**Do this**
Wherever a line below holds the word "generator", copy that line.

**Source data**

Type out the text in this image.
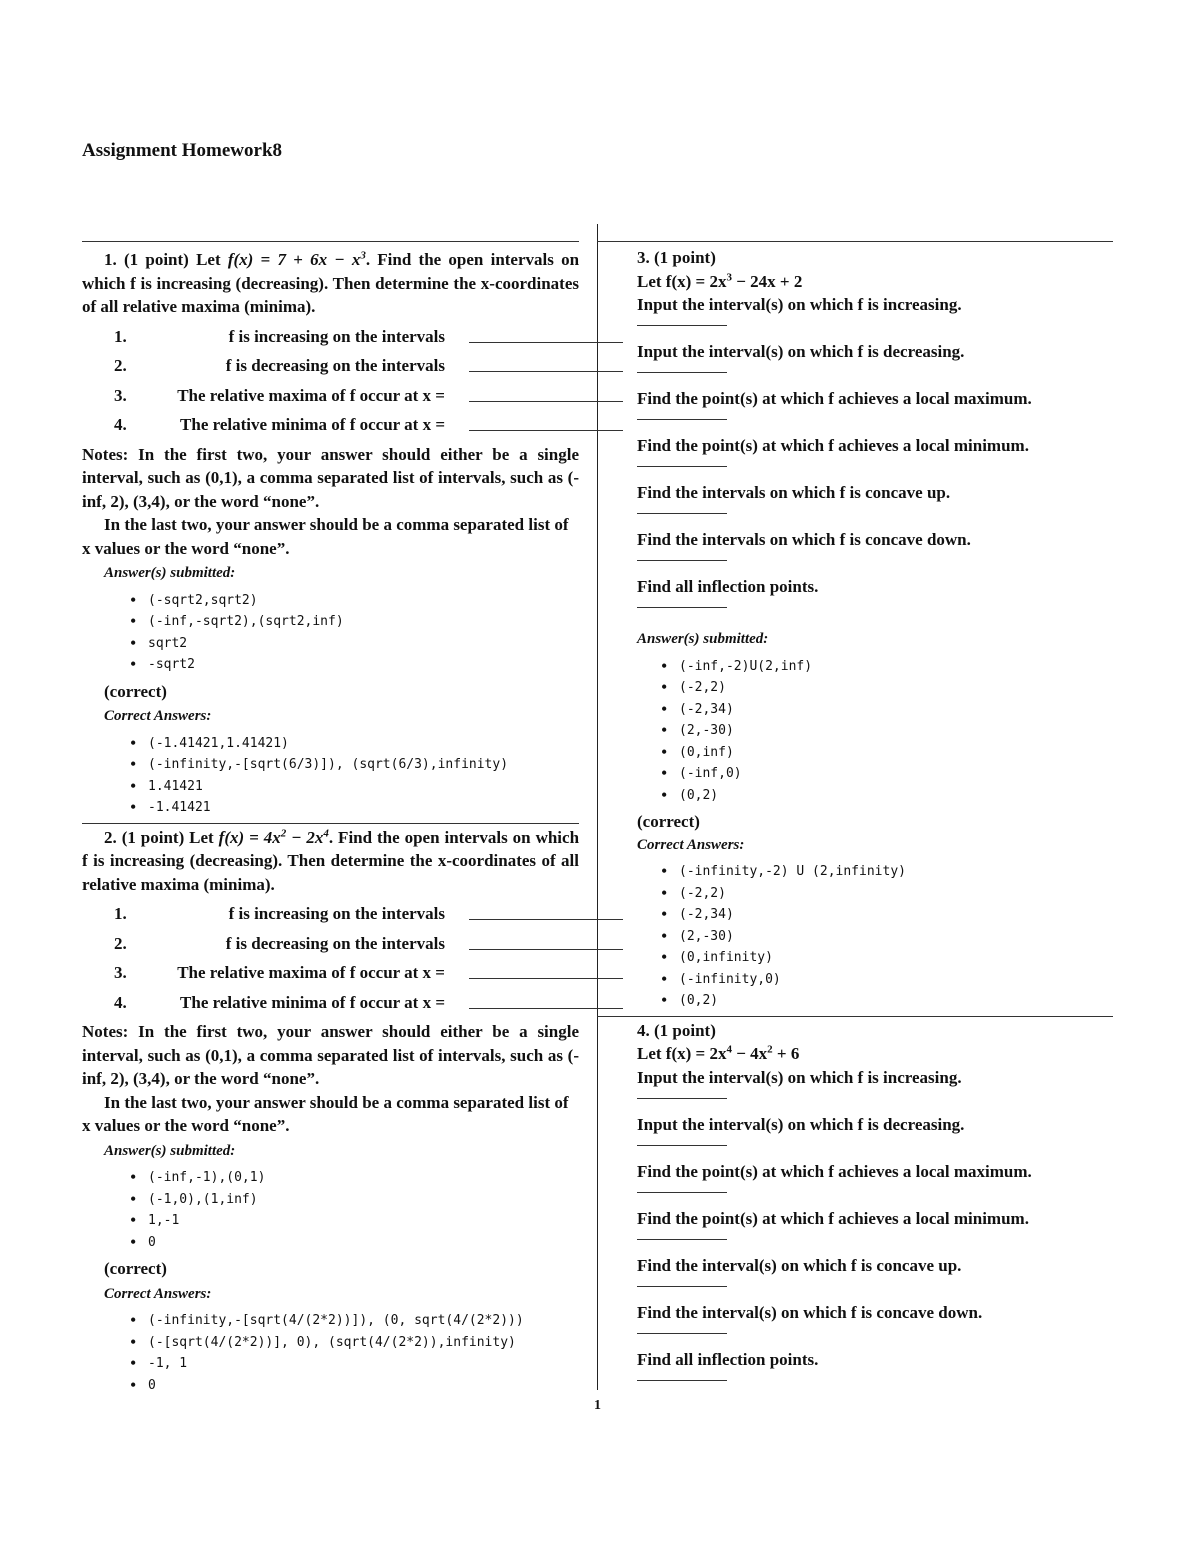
Assignment Homework8
1. (1 point) Let $f(x) = 7 + 6x - x^3$. Find the open intervals on which f is increasing (decreasing). Then determine the x-coordinates of all relative maxima (minima).
1.	f is increasing on the intervals
2.	f is decreasing on the intervals
3.	The relative maxima of f occur at x =
4.	The relative minima of f occur at x =
Notes: In the first two, your answer should either be a single interval, such as (0,1), a comma separated list of intervals, such as (-inf, 2), (3,4), or the word “none”.
In the last two, your answer should be a comma separated list of x values or the word “none”.
Answer(s) submitted:
• (-sqrt2,sqrt2)
• (-inf,-sqrt2),(sqrt2,inf)
• sqrt2
• -sqrt2
(correct)
Correct Answers:
• (-1.41421,1.41421)
• (-infinity,-[sqrt(6/3)]), (sqrt(6/3),infinity)
• 1.41421
• -1.41421
2. (1 point) Let $f(x) = 4x^2 - 2x^4$. Find the open intervals on which f is increasing (decreasing). Then determine the x-coordinates of all relative maxima (minima).
1.	f is increasing on the intervals
2.	f is decreasing on the intervals
3.	The relative maxima of f occur at x =
4.	The relative minima of f occur at x =
Notes: In the first two, your answer should either be a single interval, such as (0,1), a comma separated list of intervals, such as (-inf, 2), (3,4), or the word “none”.
In the last two, your answer should be a comma separated list of x values or the word “none”.
Answer(s) submitted:
• (-inf,-1),(0,1)
• (-1,0),(1,inf)
• 1,-1
• 0
(correct)
Correct Answers:
• (-infinity,-[sqrt(4/(2*2))]), (0, sqrt(4/(2*2)))
• (-[sqrt(4/(2*2))], 0), (sqrt(4/(2*2)),infinity)
• -1, 1
• 0
3. (1 point)
Let $f(x) = 2x^3 - 24x + 2$
Input the interval(s) on which f is increasing.
Input the interval(s) on which f is decreasing.
Find the point(s) at which f achieves a local maximum.
Find the point(s) at which f achieves a local minimum.
Find the intervals on which f is concave up.
Find the intervals on which f is concave down.
Find all inflection points.
Answer(s) submitted:
• (-inf,-2)U(2,inf)
• (-2,2)
• (-2,34)
• (2,-30)
• (0,inf)
• (-inf,0)
• (0,2)
(correct)
Correct Answers:
• (-infinity,-2) U (2,infinity)
• (-2,2)
• (-2,34)
• (2,-30)
• (0,infinity)
• (-infinity,0)
• (0,2)
4. (1 point)
Let $f(x) = 2x^4 - 4x^2 + 6$
Input the interval(s) on which f is increasing.
Input the interval(s) on which f is decreasing.
Find the point(s) at which f achieves a local maximum.
Find the point(s) at which f achieves a local minimum.
Find the interval(s) on which f is concave up.
Find the interval(s) on which f is concave down.
Find all inflection points.
1
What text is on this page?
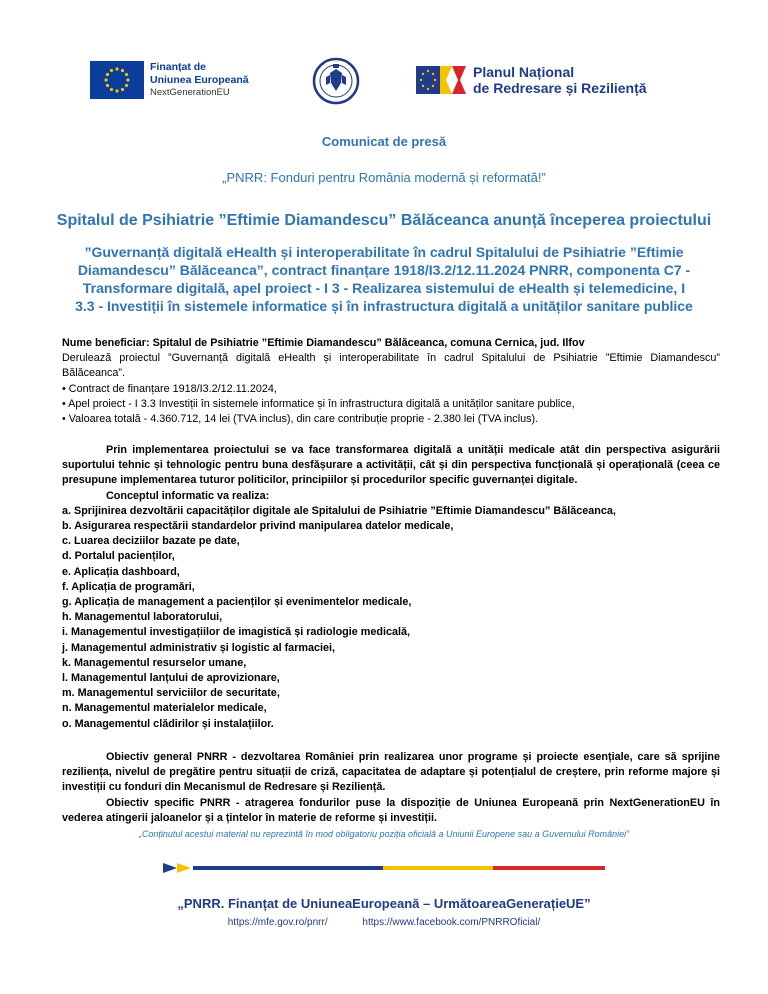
Finanțat de
Uniunea Europeană
NextGenerationEU
Planul Național
de Redresare și Reziliență
Comunicat de presă
„PNRR: Fonduri pentru România modernă și reformată!”
Spitalul de Psihiatrie ”Eftimie Diamandescu” Bălăceanca anunță începerea proiectului
”Guvernanță digitală eHealth și interoperabilitate în cadrul Spitalului de Psihiatrie ”Eftimie Diamandescu” Bălăceanca”, contract finanțare 1918/I3.2/12.11.2024 PNRR, componenta C7 - Transformare digitală, apel proiect - I 3 - Realizarea sistemului de eHealth și telemedicine, I 3.3 - Investiții în sistemele informatice și în infrastructura digitală a unităților sanitare publice
Nume beneficiar: Spitalul de Psihiatrie ”Eftimie Diamandescu” Bălăceanca, comuna Cernica, jud. Ilfov
Derulează proiectul ”Guvernanță digitală eHealth și interoperabilitate în cadrul Spitalului de Psihiatrie ”Eftimie Diamandescu” Bălăceanca”.
• Contract de finanțare 1918/I3.2/12.11.2024,
• Apel proiect - I 3.3 Investiții în sistemele informatice și în infrastructura digitală a unităților sanitare publice,
• Valoarea totală - 4.360.712, 14 lei (TVA inclus), din care contribuție proprie - 2.380 lei (TVA inclus).
Prin implementarea proiectului se va face transformarea digitală a unității medicale atât din perspectiva asigurării suportului tehnic și tehnologic pentru buna desfășurare a activității, cât și din perspectiva funcțională și operațională (ceea ce presupune implementarea tuturor politicilor, principiilor și procedurilor specific guvernanței digitale.
Conceptul informatic va realiza:
a. Sprijinirea dezvoltării capacităților digitale ale Spitalului de Psihiatrie ”Eftimie Diamandescu” Bălăceanca,
b. Asigurarea respectării standardelor privind manipularea datelor medicale,
c. Luarea deciziilor bazate pe date,
d. Portalul pacienților,
e. Aplicația dashboard,
f. Aplicația de programări,
g. Aplicația de management a pacienților și evenimentelor medicale,
h. Managementul laboratorului,
i. Managementul investigațiilor de imagistică și radiologie medicală,
j. Managementul administrativ și logistic al farmaciei,
k. Managementul resurselor umane,
l. Managementul lanțului de aprovizionare,
m. Managementul serviciilor de securitate,
n. Managementul materialelor medicale,
o. Managementul clădirilor și instalațiilor.
Obiectiv general PNRR - dezvoltarea României prin realizarea unor programe și proiecte esențiale, care să sprijine reziliența, nivelul de pregătire pentru situații de criză, capacitatea de adaptare și potențialul de creștere, prin reforme majore și investiții cu fonduri din Mecanismul de Redresare și Reziliență.
Obiectiv specific PNRR - atragerea fondurilor puse la dispoziție de Uniunea Europeană prin NextGenerationEU în vederea atingerii jaloanelor și a țintelor în materie de reforme și investiții.
„Conținutul acestui material nu reprezintă în mod obligatoriu poziția oficială a Uniunii Europene sau a Guvernului României”
„PNRR. Finanțat de UniuneaEuropeană – UrmătoareaGenerațieUE”
https://mfe.gov.ro/pnrr/	https://www.facebook.com/PNRROficial/
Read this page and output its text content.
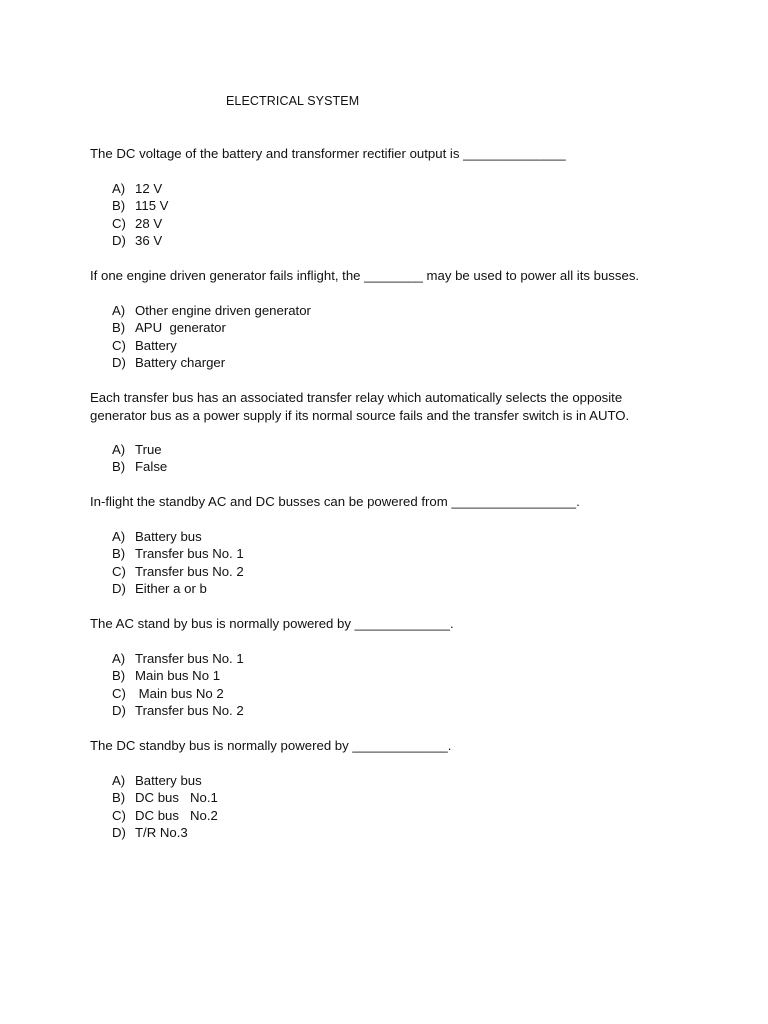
ELECTRICAL SYSTEM
The DC voltage of the battery and transformer rectifier output is ______________
A) 12 V
B) 115 V
C) 28 V
D) 36 V
If one engine driven generator fails inflight, the ________ may be used to power all its busses.
A) Other engine driven generator
B) APU  generator
C) Battery
D) Battery charger
Each transfer bus has an associated transfer relay which automatically selects the opposite generator bus as a power supply if its normal source fails and the transfer switch is in AUTO.
A) True
B) False
In-flight the standby AC and DC busses can be powered from _________________.
A) Battery bus
B) Transfer bus No. 1
C) Transfer bus No. 2
D) Either a or b
The AC stand by bus is normally powered by _____________.
A) Transfer bus No. 1
B) Main bus No 1
C) Main bus No 2
D) Transfer bus No. 2
The DC standby bus is normally powered by _____________.
A) Battery bus
B) DC bus   No.1
C) DC bus   No.2
D) T/R No.3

**Result**
If one engine driven generator fails inflight, the ________ may be used to power all its busses.
A) Other engine driven generator
B) APU  generator
Each transfer bus has an associated transfer relay which automatically selects the opposite generator bus as a power supply if its normal source fails and the transfer switch is in AUTO.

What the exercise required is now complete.